__Task to complete__: All the entries need to be quoted exactly, apart from the pictures, which you should drop.
---
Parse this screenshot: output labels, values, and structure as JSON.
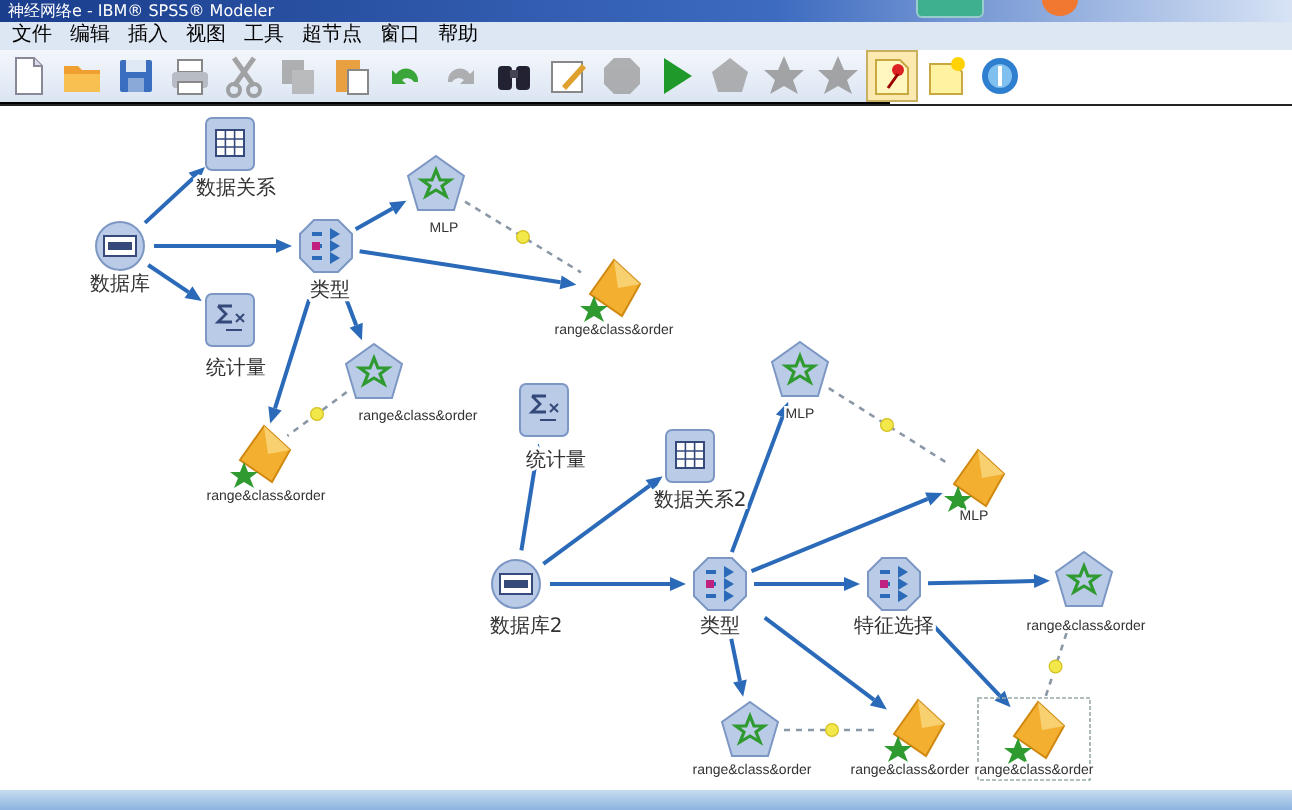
{
  "window": {
    "title": "神经网络e - IBM® SPSS® Modeler"
  },
  "menu": [
    "文件",
    "编辑",
    "插入",
    "视图",
    "工具",
    "超节点",
    "窗口",
    "帮助"
  ],
  "toolbar": [
    {
      "disabled": false,
      "selected": false
    },
    {
      "disabled": false,
      "selected": false
    },
    {
      "disabled": false,
      "selected": false
    },
    {
      "disabled": false,
      "selected": false
    },
    {
      "disabled": true,
      "selected": false
    },
    {
      "disabled": true,
      "selected": false
    },
    {
      "disabled": false,
      "selected": false
    },
    {
      "disabled": false,
      "selected": false
    },
    {
      "disabled": true,
      "selected": false
    },
    {
      "disabled": false,
      "selected": false
    },
    {
      "disabled": false,
      "selected": false
    },
    {
      "disabled": true,
      "selected": false
    },
    {
      "disabled": false,
      "selected": false
    },
    {
      "disabled": true,
      "selected": false
    },
    {
      "disabled": true,
      "selected": false
    },
    {
      "disabled": true,
      "selected": false
    },
    {
      "disabled": false,
      "selected": true
    },
    {
      "disabled": false,
      "selected": false
    },
    {
      "disabled": false,
      "selected": false
    }
  ],
  "nodes": [
    {
      "kind": "source",
      "label": "数据库",
      "selected": false
    },
    {
      "kind": "table",
      "label": "数据关系",
      "selected": false
    },
    {
      "kind": "stats",
      "label": "统计量",
      "selected": false
    },
    {
      "kind": "type",
      "label": "类型",
      "selected": false
    },
    {
      "kind": "model",
      "label": "MLP",
      "selected": false
    },
    {
      "kind": "nugget",
      "label": "range&class&order",
      "selected": false
    },
    {
      "kind": "model",
      "label": "range&class&order",
      "selected": false
    },
    {
      "kind": "nugget",
      "label": "range&class&order",
      "selected": false
    },
    {
      "kind": "stats",
      "label": "统计量",
      "selected": false
    },
    {
      "kind": "table",
      "label": "数据关系2",
      "selected": false
    },
    {
      "kind": "source",
      "label": "数据库2",
      "selected": false
    },
    {
      "kind": "type",
      "label": "类型",
      "selected": false
    },
    {
      "kind": "model",
      "label": "MLP",
      "selected": false
    },
    {
      "kind": "nugget",
      "label": "MLP",
      "selected": false
    },
    {
      "kind": "type",
      "label": "特征选择",
      "selected": false
    },
    {
      "kind": "model",
      "label": "range&class&order",
      "selected": false
    },
    {
      "kind": "model",
      "label": "range&class&order",
      "selected": false
    },
    {
      "kind": "nugget",
      "label": "range&class&order",
      "selected": false
    },
    {
      "kind": "nugget",
      "label": "range&class&order",
      "selected": true
    }
  ]
}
---
__Solution to this exercise__:
Parse this screenshot: output labels, values, and structure as JSON.
{
  "window": {
    "title": "神经网络e - IBM® SPSS® Modeler"
  },
  "menu": [
    "文件",
    "编辑",
    "插入",
    "视图",
    "工具",
    "超节点",
    "窗口",
    "帮助"
  ],
  "toolbar": [
    {
      "disabled": false,
      "selected": false
    },
    {
      "disabled": false,
      "selected": false
    },
    {
      "disabled": false,
      "selected": false
    },
    {
      "disabled": false,
      "selected": false
    },
    {
      "disabled": true,
      "selected": false
    },
    {
      "disabled": true,
      "selected": false
    },
    {
      "disabled": false,
      "selected": false
    },
    {
      "disabled": false,
      "selected": false
    },
    {
      "disabled": true,
      "selected": false
    },
    {
      "disabled": false,
      "selected": false
    },
    {
      "disabled": false,
      "selected": false
    },
    {
      "disabled": true,
      "selected": false
    },
    {
      "disabled": false,
      "selected": false
    },
    {
      "disabled": true,
      "selected": false
    },
    {
      "disabled": true,
      "selected": false
    },
    {
      "disabled": true,
      "selected": false
    },
    {
      "disabled": false,
      "selected": true
    },
    {
      "disabled": false,
      "selected": false
    },
    {
      "disabled": false,
      "selected": false
    }
  ],
  "nodes": [
    {
      "kind": "source",
      "label": "数据库",
      "selected": false
    },
    {
      "kind": "table",
      "label": "数据关系",
      "selected": false
    },
    {
      "kind": "stats",
      "label": "统计量",
      "selected": false
    },
    {
      "kind": "type",
      "label": "类型",
      "selected": false
    },
    {
      "kind": "model",
      "label": "MLP",
      "selected": false
    },
    {
      "kind": "nugget",
      "label": "range&class&order",
      "selected": false
    },
    {
      "kind": "model",
      "label": "range&class&order",
      "selected": false
    },
    {
      "kind": "nugget",
      "label": "range&class&order",
      "selected": false
    },
    {
      "kind": "stats",
      "label": "统计量",
      "selected": false
    },
    {
      "kind": "table",
      "label": "数据关系2",
      "selected": false
    },
    {
      "kind": "source",
      "label": "数据库2",
      "selected": false
    },
    {
      "kind": "type",
      "label": "类型",
      "selected": false
    },
    {
      "kind": "model",
      "label": "MLP",
      "selected": false
    },
    {
      "kind": "nugget",
      "label": "MLP",
      "selected": false
    },
    {
      "kind": "type",
      "label": "特征选择",
      "selected": false
    },
    {
      "kind": "model",
      "label": "range&class&order",
      "selected": false
    },
    {
      "kind": "model",
      "label": "range&class&order",
      "selected": false
    },
    {
      "kind": "nugget",
      "label": "range&class&order",
      "selected": false
    },
    {
      "kind": "nugget",
      "label": "range&class&order",
      "selected": true
    }
  ]
}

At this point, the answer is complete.